Record excerpts:
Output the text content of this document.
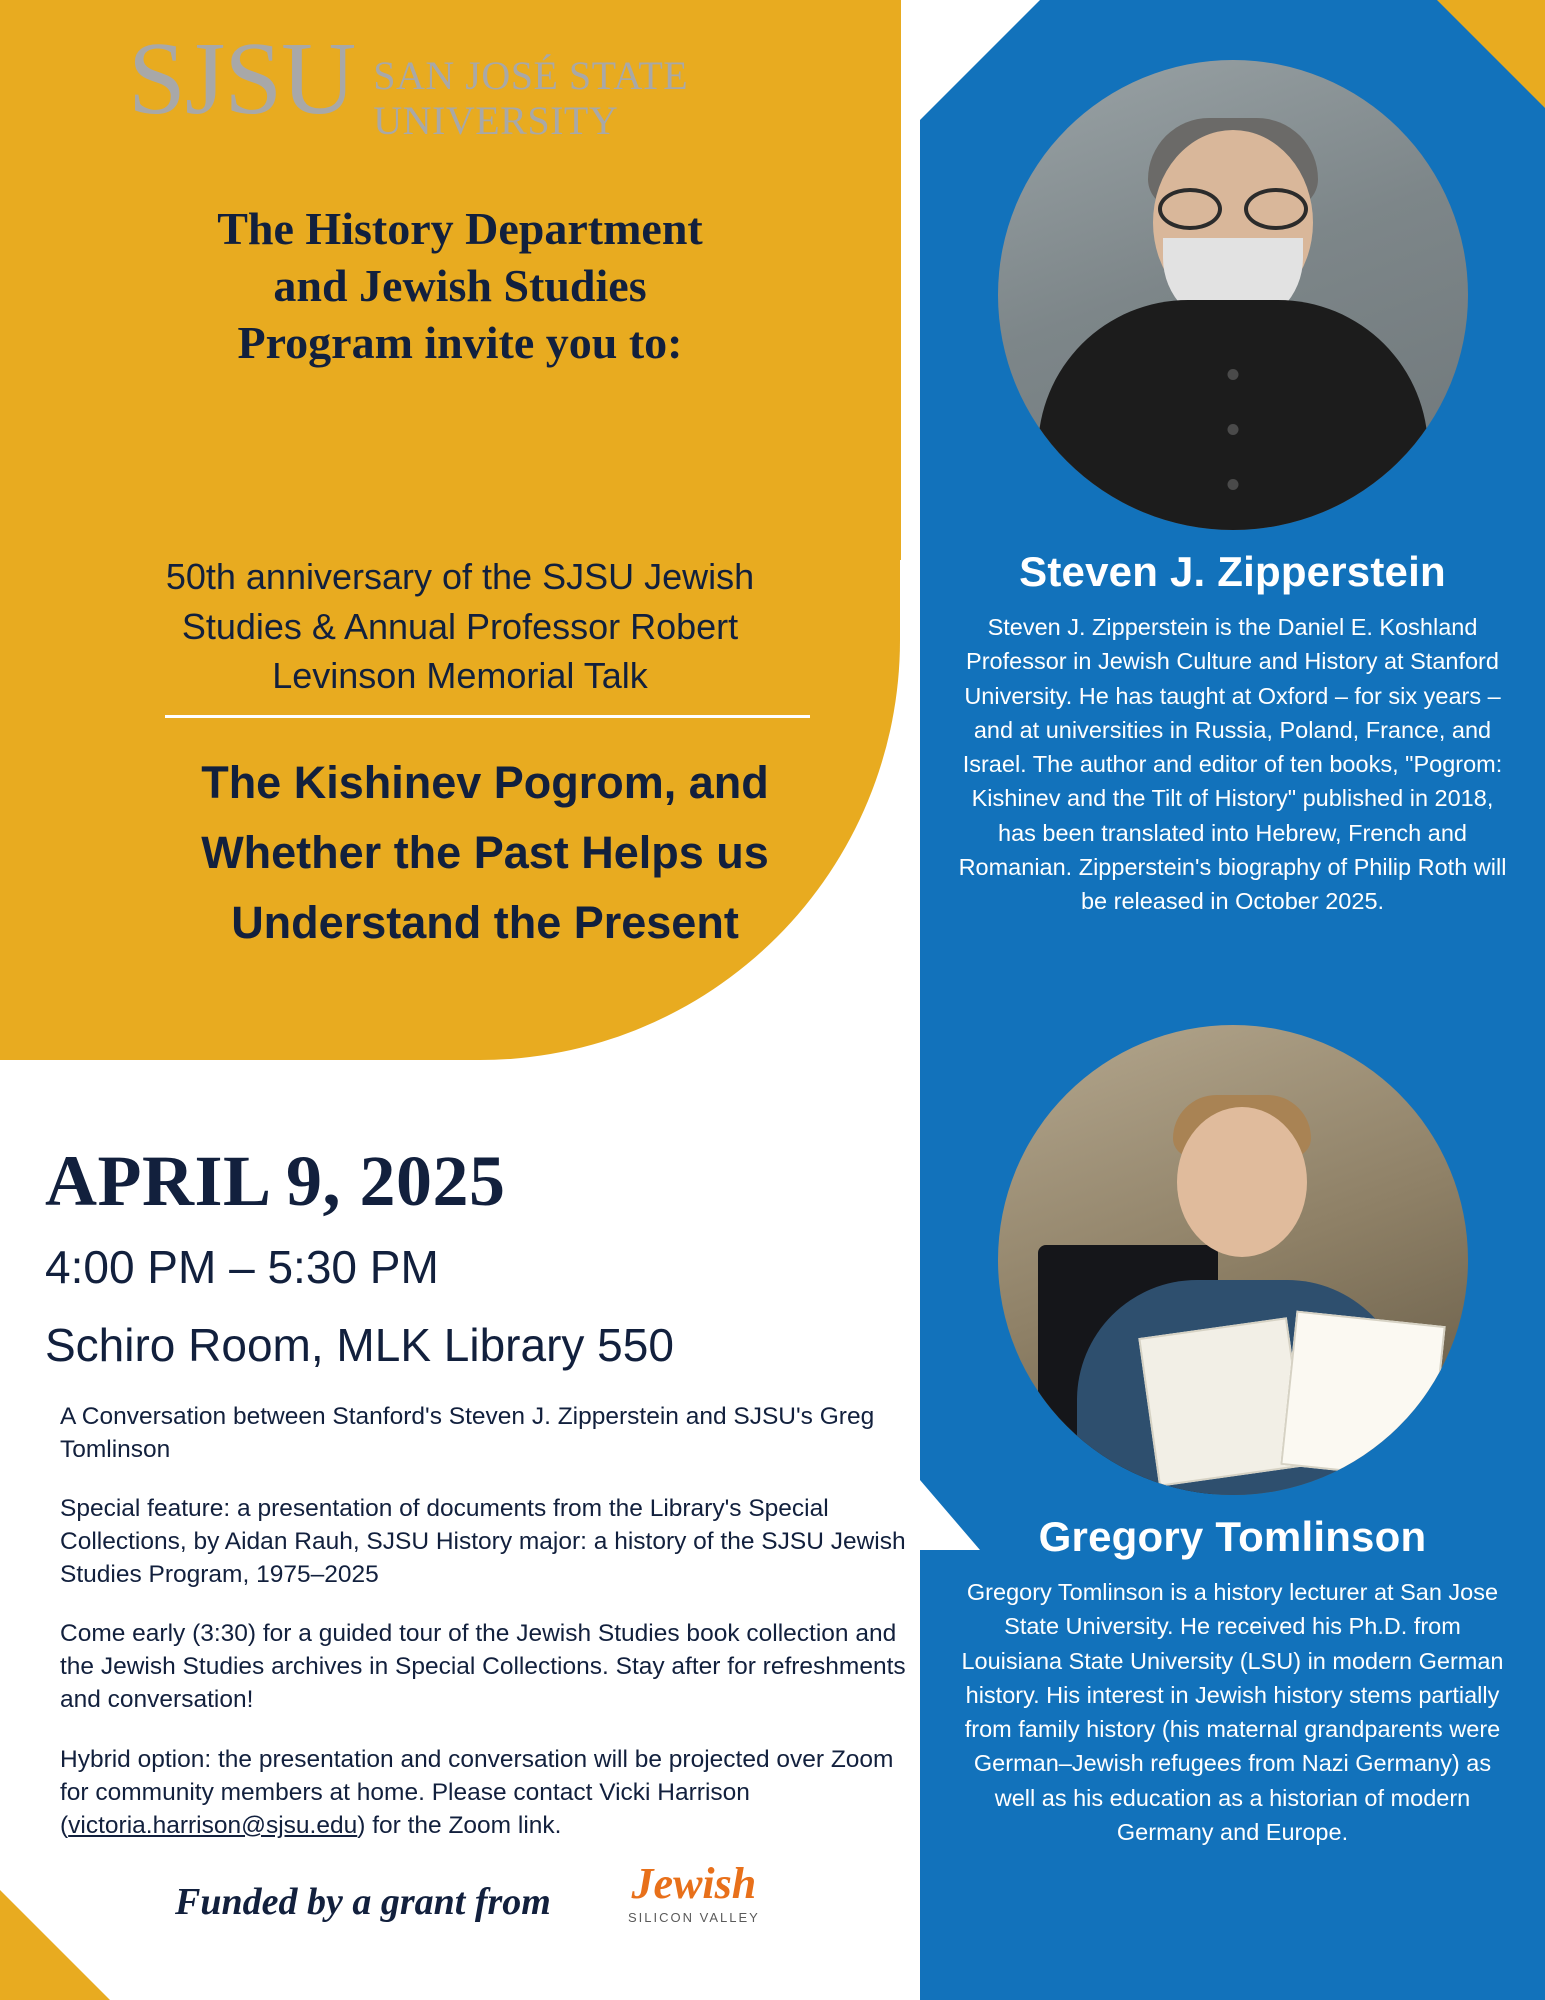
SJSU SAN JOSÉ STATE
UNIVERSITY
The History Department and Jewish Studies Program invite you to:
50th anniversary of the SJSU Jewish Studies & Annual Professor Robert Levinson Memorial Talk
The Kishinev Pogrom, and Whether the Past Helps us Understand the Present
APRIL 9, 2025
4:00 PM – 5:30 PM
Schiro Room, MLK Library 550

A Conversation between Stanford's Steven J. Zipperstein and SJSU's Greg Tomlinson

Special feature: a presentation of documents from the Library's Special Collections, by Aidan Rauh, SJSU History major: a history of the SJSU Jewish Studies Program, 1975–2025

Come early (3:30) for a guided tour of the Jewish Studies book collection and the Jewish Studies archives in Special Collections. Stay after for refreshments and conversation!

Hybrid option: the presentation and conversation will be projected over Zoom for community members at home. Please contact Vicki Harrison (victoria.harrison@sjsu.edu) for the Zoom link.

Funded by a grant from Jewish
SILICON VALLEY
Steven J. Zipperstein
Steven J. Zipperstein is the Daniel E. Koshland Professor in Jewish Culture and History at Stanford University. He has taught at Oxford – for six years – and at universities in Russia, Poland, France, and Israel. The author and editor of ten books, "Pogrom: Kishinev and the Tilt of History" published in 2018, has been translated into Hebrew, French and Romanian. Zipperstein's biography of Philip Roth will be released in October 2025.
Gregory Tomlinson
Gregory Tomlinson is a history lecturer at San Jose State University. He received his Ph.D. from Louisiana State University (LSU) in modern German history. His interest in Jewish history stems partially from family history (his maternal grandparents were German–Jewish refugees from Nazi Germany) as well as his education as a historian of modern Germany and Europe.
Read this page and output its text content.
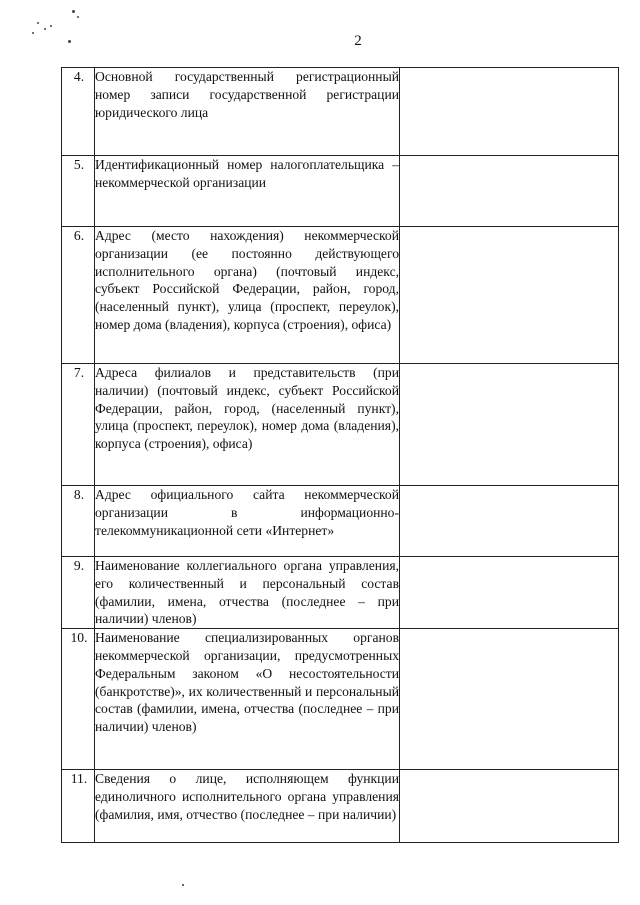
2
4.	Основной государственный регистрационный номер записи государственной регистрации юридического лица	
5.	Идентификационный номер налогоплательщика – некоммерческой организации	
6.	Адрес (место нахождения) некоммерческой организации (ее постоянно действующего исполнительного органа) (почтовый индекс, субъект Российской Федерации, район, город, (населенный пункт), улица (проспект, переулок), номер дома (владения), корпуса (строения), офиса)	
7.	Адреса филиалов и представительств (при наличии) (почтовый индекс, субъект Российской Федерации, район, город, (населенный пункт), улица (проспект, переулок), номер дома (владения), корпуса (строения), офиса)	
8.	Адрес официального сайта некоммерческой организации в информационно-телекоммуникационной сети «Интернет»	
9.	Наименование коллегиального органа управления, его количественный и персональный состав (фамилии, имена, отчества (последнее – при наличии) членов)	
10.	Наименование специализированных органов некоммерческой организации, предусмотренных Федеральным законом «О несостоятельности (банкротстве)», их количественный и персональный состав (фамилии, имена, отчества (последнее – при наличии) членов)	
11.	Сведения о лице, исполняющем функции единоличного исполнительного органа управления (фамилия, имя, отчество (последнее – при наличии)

Task instructions:
Copy out every line of the listing that contains the string "управления".

Result of this exercise:
9.	Наименование коллегиального органа управления, его количественный и персональный состав (фамилии, имена, отчества (последнее – при наличии) членов)	
11.	Сведения о лице, исполняющем функции единоличного исполнительного органа управления (фамилия, имя, отчество (последнее – при наличии)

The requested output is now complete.